→ What to work on: Write out every entry exactly as it stands.

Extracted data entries
— BEGIN —

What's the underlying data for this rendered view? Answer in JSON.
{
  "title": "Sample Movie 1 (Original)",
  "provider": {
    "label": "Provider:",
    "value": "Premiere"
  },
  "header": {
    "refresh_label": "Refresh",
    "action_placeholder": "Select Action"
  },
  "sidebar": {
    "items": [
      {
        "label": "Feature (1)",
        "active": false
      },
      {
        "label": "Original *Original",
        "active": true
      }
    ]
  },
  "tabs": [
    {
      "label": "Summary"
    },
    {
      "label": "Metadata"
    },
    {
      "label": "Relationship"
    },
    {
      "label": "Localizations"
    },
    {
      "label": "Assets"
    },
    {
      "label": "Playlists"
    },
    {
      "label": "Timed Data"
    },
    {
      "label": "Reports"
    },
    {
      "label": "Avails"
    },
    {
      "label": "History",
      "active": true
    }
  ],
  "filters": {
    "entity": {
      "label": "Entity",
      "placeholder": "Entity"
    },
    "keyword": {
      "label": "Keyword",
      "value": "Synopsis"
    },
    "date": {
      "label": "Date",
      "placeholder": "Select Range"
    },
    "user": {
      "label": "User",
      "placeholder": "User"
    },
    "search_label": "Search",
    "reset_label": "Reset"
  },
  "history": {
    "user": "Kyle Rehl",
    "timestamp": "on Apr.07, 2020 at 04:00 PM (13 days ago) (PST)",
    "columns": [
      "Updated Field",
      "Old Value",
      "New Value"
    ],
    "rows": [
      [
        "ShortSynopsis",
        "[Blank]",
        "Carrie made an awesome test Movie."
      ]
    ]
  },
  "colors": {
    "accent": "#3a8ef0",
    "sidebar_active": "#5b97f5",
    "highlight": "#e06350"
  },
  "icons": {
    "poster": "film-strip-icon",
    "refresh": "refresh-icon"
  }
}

— END —

→ Written reply:
What's the underlying data for this rendered view? Answer in JSON.
{
  "title": "Sample Movie 1 (Original)",
  "provider": {
    "label": "Provider:",
    "value": "Premiere"
  },
  "header": {
    "refresh_label": "Refresh",
    "action_placeholder": "Select Action"
  },
  "sidebar": {
    "items": [
      {
        "label": "Feature (1)",
        "active": false
      },
      {
        "label": "Original *Original",
        "active": true
      }
    ]
  },
  "tabs": [
    {
      "label": "Summary"
    },
    {
      "label": "Metadata"
    },
    {
      "label": "Relationship"
    },
    {
      "label": "Localizations"
    },
    {
      "label": "Assets"
    },
    {
      "label": "Playlists"
    },
    {
      "label": "Timed Data"
    },
    {
      "label": "Reports"
    },
    {
      "label": "Avails"
    },
    {
      "label": "History",
      "active": true
    }
  ],
  "filters": {
    "entity": {
      "label": "Entity",
      "placeholder": "Entity"
    },
    "keyword": {
      "label": "Keyword",
      "value": "Synopsis"
    },
    "date": {
      "label": "Date",
      "placeholder": "Select Range"
    },
    "user": {
      "label": "User",
      "placeholder": "User"
    },
    "search_label": "Search",
    "reset_label": "Reset"
  },
  "history": {
    "user": "Kyle Rehl",
    "timestamp": "on Apr.07, 2020 at 04:00 PM (13 days ago) (PST)",
    "columns": [
      "Updated Field",
      "Old Value",
      "New Value"
    ],
    "rows": [
      [
        "ShortSynopsis",
        "[Blank]",
        "Carrie made an awesome test Movie."
      ]
    ]
  },
  "colors": {
    "accent": "#3a8ef0",
    "sidebar_active": "#5b97f5",
    "highlight": "#e06350"
  },
  "icons": {
    "poster": "film-strip-icon",
    "refresh": "refresh-icon"
  }
}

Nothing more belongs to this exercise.